Reproduce the material word for word; the images stay out.

====== DATA PROVIDED

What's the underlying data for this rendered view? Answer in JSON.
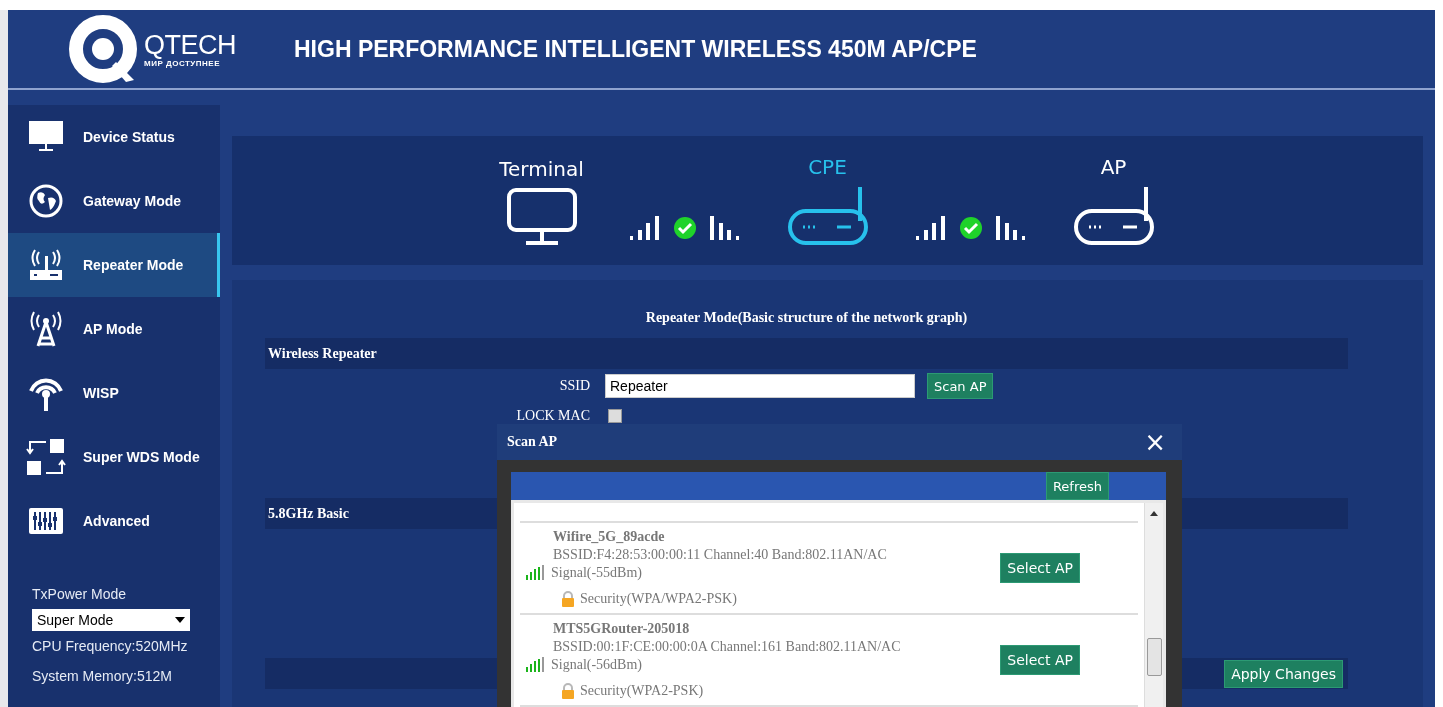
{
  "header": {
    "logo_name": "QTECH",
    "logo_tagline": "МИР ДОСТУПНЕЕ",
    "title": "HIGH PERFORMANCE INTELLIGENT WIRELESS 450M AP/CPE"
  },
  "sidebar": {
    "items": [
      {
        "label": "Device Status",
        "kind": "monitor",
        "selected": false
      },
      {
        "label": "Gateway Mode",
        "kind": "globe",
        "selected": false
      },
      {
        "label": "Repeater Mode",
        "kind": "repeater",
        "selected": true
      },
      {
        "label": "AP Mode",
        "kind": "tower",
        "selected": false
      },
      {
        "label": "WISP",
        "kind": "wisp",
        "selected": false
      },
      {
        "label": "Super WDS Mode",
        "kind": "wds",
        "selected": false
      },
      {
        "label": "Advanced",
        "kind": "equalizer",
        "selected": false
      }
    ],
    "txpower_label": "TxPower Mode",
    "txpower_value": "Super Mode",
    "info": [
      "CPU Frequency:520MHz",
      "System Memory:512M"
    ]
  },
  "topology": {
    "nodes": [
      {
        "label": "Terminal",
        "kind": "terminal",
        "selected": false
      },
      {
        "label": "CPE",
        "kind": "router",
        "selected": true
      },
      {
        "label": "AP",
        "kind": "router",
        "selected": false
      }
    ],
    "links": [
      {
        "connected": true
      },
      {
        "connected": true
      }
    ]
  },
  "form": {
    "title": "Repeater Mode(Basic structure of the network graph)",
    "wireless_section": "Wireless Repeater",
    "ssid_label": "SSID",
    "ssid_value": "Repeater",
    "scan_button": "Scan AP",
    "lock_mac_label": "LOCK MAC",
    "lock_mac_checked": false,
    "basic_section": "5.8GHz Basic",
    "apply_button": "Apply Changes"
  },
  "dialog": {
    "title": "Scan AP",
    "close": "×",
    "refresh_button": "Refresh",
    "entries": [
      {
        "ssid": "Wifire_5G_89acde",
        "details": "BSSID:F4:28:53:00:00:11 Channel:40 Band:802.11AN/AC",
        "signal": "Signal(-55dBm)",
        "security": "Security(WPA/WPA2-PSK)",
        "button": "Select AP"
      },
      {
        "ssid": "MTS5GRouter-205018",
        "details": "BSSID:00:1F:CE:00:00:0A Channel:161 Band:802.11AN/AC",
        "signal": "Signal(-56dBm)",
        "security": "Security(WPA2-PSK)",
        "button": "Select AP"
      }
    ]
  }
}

============

_ANSWER TO THIS PROBLEM:_
What's the underlying data for this rendered view? Answer in JSON.
{
  "header": {
    "logo_name": "QTECH",
    "logo_tagline": "МИР ДОСТУПНЕЕ",
    "title": "HIGH PERFORMANCE INTELLIGENT WIRELESS 450M AP/CPE"
  },
  "sidebar": {
    "items": [
      {
        "label": "Device Status",
        "kind": "monitor",
        "selected": false
      },
      {
        "label": "Gateway Mode",
        "kind": "globe",
        "selected": false
      },
      {
        "label": "Repeater Mode",
        "kind": "repeater",
        "selected": true
      },
      {
        "label": "AP Mode",
        "kind": "tower",
        "selected": false
      },
      {
        "label": "WISP",
        "kind": "wisp",
        "selected": false
      },
      {
        "label": "Super WDS Mode",
        "kind": "wds",
        "selected": false
      },
      {
        "label": "Advanced",
        "kind": "equalizer",
        "selected": false
      }
    ],
    "txpower_label": "TxPower Mode",
    "txpower_value": "Super Mode",
    "info": [
      "CPU Frequency:520MHz",
      "System Memory:512M"
    ]
  },
  "topology": {
    "nodes": [
      {
        "label": "Terminal",
        "kind": "terminal",
        "selected": false
      },
      {
        "label": "CPE",
        "kind": "router",
        "selected": true
      },
      {
        "label": "AP",
        "kind": "router",
        "selected": false
      }
    ],
    "links": [
      {
        "connected": true
      },
      {
        "connected": true
      }
    ]
  },
  "form": {
    "title": "Repeater Mode(Basic structure of the network graph)",
    "wireless_section": "Wireless Repeater",
    "ssid_label": "SSID",
    "ssid_value": "Repeater",
    "scan_button": "Scan AP",
    "lock_mac_label": "LOCK MAC",
    "lock_mac_checked": false,
    "basic_section": "5.8GHz Basic",
    "apply_button": "Apply Changes"
  },
  "dialog": {
    "title": "Scan AP",
    "close": "×",
    "refresh_button": "Refresh",
    "entries": [
      {
        "ssid": "Wifire_5G_89acde",
        "details": "BSSID:F4:28:53:00:00:11 Channel:40 Band:802.11AN/AC",
        "signal": "Signal(-55dBm)",
        "security": "Security(WPA/WPA2-PSK)",
        "button": "Select AP"
      },
      {
        "ssid": "MTS5GRouter-205018",
        "details": "BSSID:00:1F:CE:00:00:0A Channel:161 Band:802.11AN/AC",
        "signal": "Signal(-56dBm)",
        "security": "Security(WPA2-PSK)",
        "button": "Select AP"
      }
    ]
  }
}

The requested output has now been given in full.